_Task instructions_: Filter the entries and keep only the lines where the string "requests" appears.

_Data_:
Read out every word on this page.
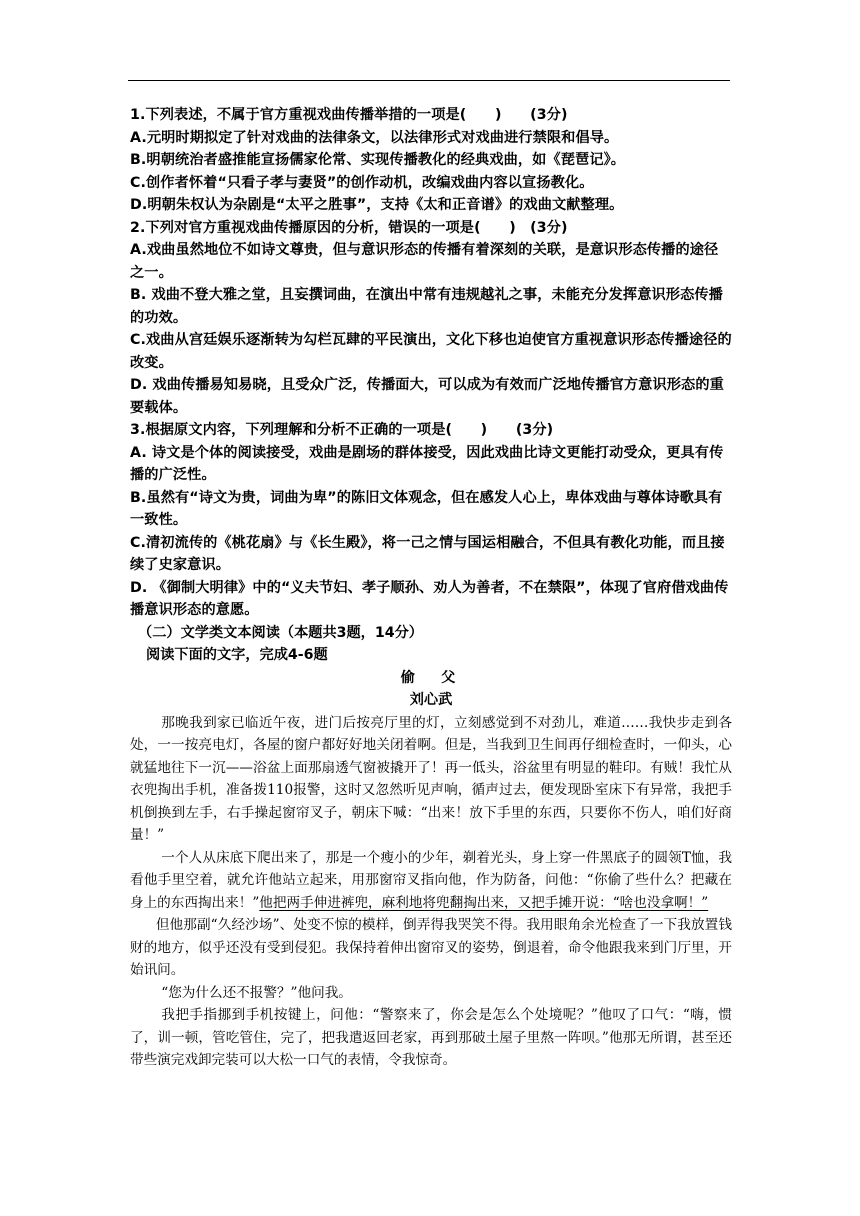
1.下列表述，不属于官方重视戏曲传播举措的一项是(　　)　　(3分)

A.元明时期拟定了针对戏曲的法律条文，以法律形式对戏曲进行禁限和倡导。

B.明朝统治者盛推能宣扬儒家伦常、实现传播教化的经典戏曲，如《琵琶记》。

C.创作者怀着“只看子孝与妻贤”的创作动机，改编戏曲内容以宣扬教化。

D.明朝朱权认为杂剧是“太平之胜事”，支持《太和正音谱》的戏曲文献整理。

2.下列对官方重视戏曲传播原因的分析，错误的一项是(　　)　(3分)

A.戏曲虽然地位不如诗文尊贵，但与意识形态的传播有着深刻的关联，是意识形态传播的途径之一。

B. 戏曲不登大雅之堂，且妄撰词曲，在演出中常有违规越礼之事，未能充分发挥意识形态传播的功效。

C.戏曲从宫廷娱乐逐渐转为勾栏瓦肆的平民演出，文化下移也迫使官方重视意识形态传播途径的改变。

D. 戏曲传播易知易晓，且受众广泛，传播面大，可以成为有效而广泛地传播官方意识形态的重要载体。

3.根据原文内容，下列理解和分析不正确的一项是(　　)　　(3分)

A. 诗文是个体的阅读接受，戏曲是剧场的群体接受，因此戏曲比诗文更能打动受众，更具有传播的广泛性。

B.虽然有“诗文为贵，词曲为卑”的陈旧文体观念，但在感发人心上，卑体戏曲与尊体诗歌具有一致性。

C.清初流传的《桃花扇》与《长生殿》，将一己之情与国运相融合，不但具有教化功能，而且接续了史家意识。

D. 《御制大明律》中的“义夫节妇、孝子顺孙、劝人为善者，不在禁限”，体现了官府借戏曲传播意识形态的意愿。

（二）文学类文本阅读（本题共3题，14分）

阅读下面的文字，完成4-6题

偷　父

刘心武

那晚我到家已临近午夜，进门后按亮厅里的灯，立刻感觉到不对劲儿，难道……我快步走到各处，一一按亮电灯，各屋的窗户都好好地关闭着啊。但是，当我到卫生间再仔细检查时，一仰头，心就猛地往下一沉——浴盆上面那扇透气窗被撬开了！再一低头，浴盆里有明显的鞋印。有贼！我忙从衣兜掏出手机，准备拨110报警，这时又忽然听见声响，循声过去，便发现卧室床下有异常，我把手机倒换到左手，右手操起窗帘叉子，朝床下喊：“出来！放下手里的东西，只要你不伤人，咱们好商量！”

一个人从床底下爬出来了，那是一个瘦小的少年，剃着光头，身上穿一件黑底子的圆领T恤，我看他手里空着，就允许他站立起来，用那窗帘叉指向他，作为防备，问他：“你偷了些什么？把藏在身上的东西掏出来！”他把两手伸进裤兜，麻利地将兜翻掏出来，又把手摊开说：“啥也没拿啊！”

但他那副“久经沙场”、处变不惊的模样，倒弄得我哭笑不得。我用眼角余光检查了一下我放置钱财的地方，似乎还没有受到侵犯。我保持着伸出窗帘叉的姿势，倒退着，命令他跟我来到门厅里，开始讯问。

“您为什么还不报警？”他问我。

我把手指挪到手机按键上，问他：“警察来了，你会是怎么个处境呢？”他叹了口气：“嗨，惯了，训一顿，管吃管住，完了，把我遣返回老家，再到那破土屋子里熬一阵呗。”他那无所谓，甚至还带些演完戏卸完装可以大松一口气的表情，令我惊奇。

==

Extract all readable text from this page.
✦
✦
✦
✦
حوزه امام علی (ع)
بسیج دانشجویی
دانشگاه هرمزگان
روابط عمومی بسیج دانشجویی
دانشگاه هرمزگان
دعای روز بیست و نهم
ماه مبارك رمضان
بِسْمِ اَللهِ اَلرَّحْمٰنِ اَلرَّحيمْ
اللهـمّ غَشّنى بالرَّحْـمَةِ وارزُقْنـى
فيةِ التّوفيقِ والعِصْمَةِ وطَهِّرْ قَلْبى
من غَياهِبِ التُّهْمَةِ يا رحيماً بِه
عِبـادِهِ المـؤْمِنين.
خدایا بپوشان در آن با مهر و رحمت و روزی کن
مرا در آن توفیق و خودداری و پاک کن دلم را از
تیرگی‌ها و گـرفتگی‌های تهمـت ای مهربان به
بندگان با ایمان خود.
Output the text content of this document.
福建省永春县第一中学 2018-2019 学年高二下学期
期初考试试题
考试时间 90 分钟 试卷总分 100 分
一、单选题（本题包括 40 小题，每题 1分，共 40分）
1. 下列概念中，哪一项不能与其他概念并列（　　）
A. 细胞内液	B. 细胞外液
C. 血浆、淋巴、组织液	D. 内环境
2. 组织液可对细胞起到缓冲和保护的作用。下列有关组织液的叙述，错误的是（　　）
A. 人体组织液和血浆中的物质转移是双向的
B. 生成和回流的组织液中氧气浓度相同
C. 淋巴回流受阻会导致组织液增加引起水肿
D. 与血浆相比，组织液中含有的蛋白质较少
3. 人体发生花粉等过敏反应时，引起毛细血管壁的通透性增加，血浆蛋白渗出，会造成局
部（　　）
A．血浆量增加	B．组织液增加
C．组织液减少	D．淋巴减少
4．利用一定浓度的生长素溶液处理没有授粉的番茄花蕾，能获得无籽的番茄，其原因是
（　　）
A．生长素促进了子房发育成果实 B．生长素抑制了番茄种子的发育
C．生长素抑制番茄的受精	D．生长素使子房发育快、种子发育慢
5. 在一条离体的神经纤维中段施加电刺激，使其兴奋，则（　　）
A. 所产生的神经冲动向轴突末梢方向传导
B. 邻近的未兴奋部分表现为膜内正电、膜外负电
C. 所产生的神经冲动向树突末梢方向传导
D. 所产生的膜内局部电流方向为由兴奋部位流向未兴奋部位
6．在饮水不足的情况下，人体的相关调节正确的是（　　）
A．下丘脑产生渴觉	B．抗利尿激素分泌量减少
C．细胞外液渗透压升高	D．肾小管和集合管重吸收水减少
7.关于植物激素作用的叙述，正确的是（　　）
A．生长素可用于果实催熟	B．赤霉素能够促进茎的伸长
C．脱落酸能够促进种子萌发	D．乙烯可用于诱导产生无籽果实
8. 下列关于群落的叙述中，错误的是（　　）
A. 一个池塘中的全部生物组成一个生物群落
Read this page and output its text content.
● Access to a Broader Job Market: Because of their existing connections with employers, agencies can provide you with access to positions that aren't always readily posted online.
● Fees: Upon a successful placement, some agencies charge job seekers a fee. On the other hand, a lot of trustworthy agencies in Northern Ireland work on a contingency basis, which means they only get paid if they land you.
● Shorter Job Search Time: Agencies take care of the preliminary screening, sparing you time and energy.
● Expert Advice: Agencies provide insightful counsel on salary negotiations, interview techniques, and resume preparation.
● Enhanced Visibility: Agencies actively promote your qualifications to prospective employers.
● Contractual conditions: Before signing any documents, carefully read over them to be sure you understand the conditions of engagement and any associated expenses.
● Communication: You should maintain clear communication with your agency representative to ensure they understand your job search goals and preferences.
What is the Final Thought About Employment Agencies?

...

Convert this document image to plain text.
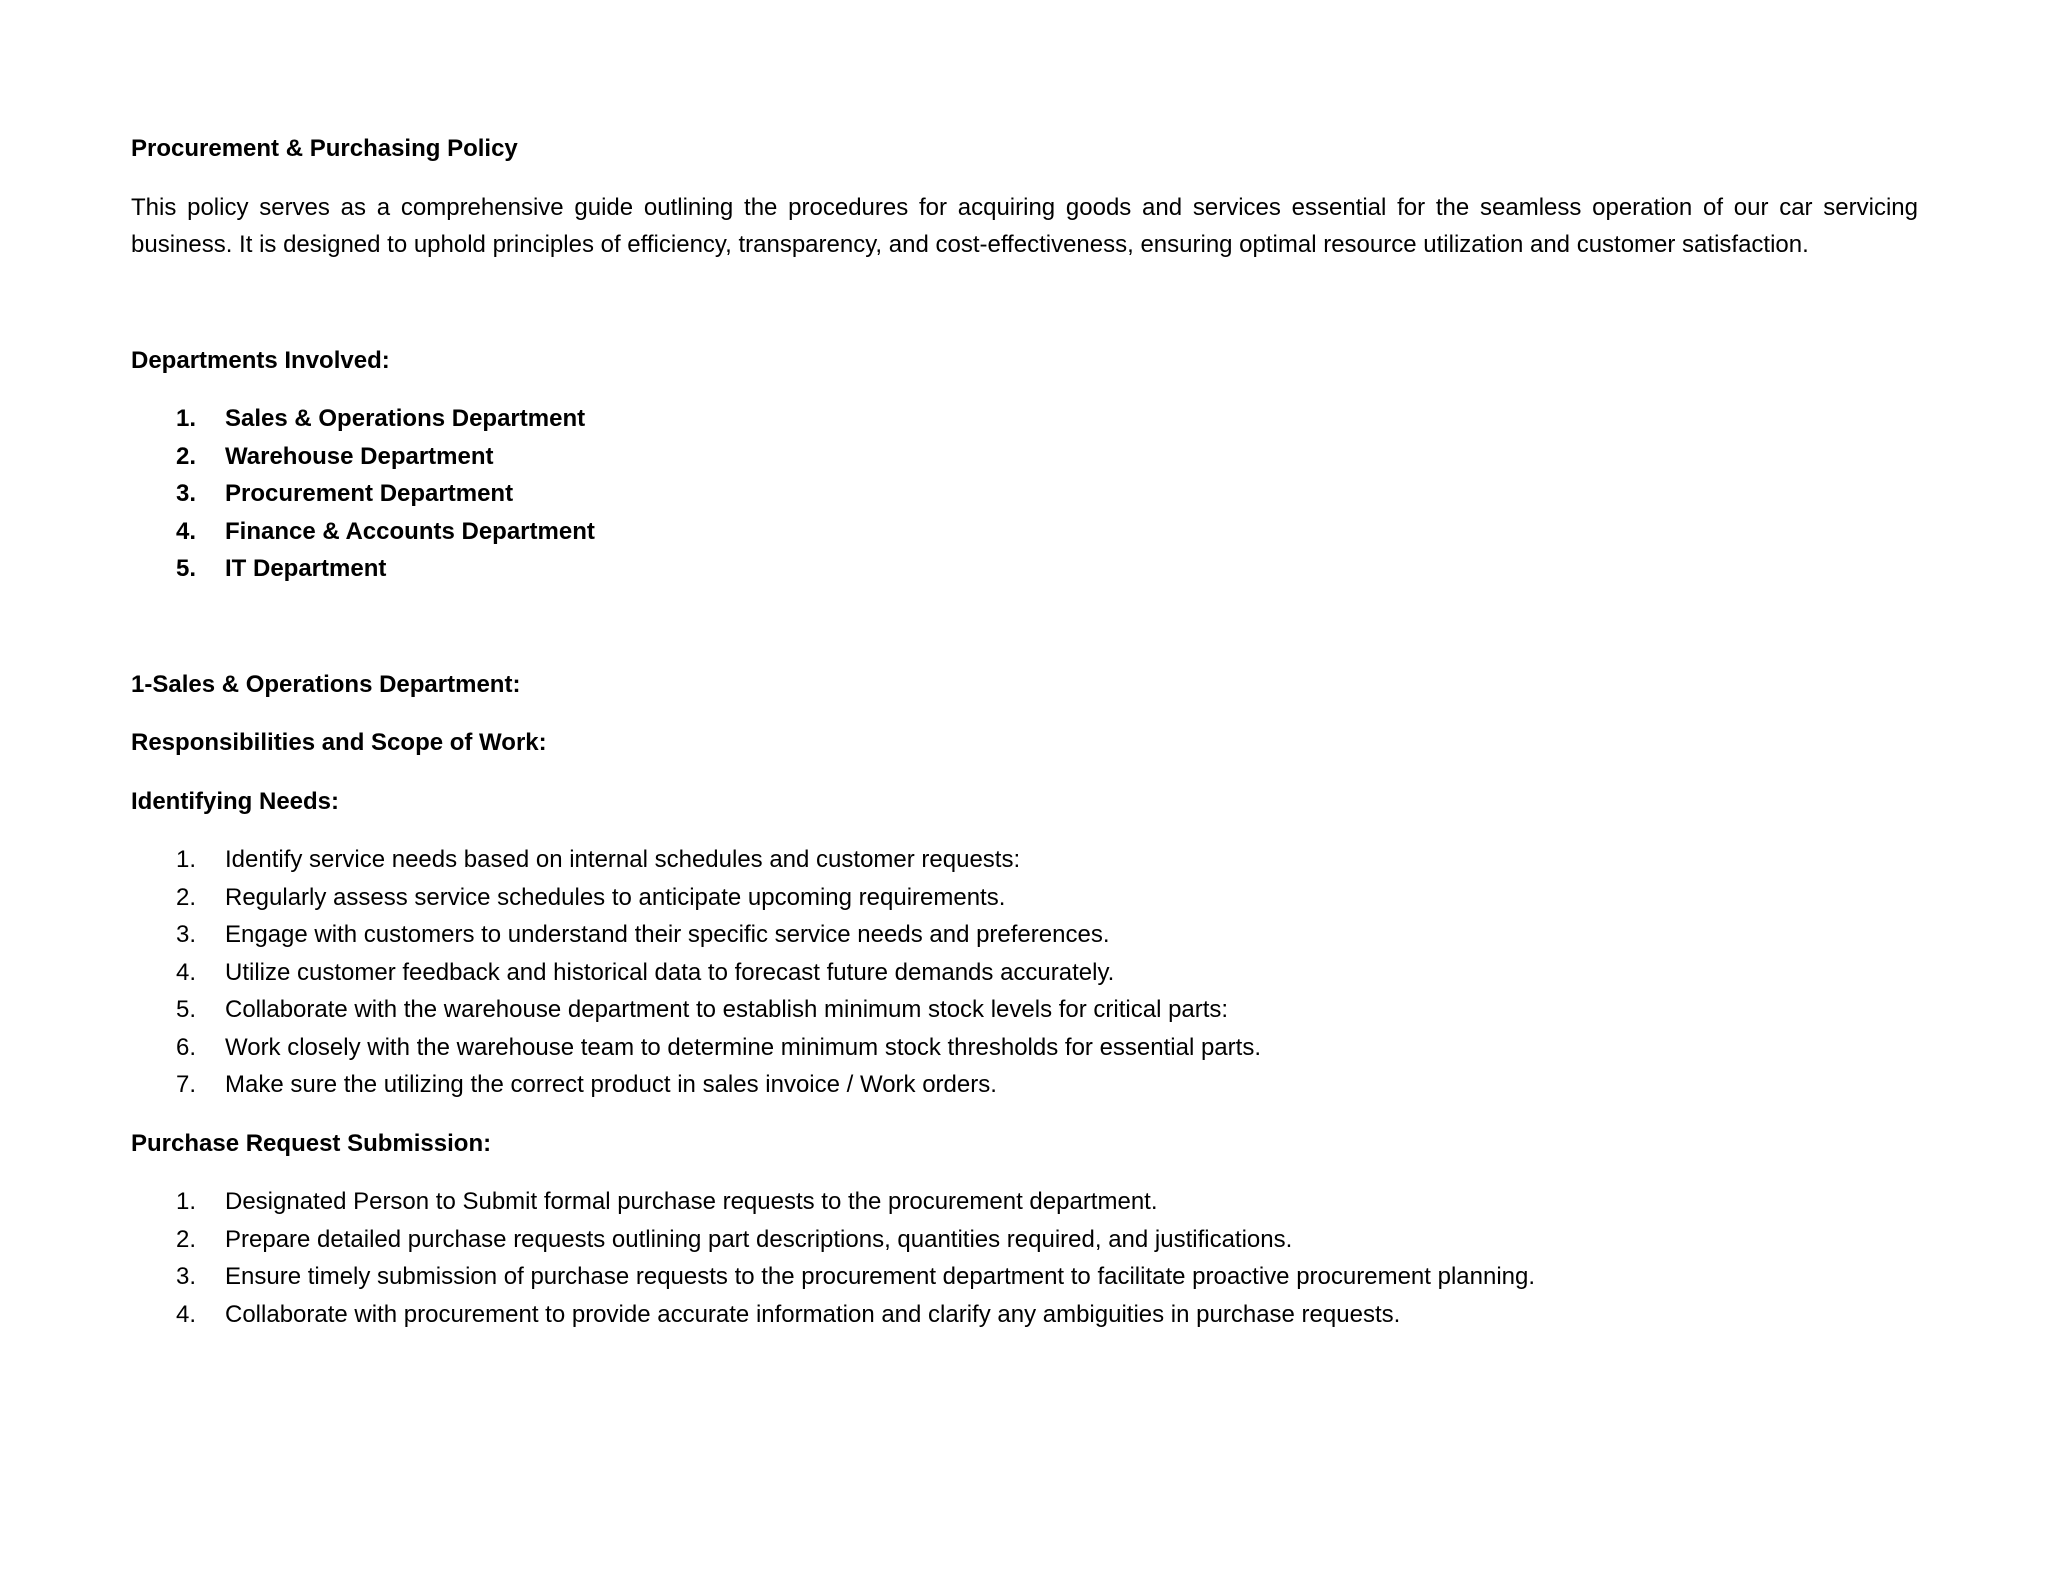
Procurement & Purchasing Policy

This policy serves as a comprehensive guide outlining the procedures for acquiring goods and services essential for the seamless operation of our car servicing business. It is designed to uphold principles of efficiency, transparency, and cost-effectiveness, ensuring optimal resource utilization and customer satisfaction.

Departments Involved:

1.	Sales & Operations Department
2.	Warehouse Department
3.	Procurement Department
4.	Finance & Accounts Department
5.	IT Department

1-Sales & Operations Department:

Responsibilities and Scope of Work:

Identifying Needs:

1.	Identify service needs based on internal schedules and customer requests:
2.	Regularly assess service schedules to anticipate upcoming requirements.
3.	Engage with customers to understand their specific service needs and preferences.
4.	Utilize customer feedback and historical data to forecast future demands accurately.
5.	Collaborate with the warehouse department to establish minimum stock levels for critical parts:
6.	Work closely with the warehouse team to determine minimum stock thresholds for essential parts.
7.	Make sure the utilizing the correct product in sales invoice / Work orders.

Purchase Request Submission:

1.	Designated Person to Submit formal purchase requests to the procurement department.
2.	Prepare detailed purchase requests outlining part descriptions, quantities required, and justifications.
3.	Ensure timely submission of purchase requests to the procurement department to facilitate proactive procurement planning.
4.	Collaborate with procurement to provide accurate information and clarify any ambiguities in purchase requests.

_Answer to the problem_:
1.	Identify service needs based on internal schedules and customer requests:
1.	Designated Person to Submit formal purchase requests to the procurement department.
2.	Prepare detailed purchase requests outlining part descriptions, quantities required, and justifications.
3.	Ensure timely submission of purchase requests to the procurement department to facilitate proactive procurement planning.
4.	Collaborate with procurement to provide accurate information and clarify any ambiguities in purchase requests.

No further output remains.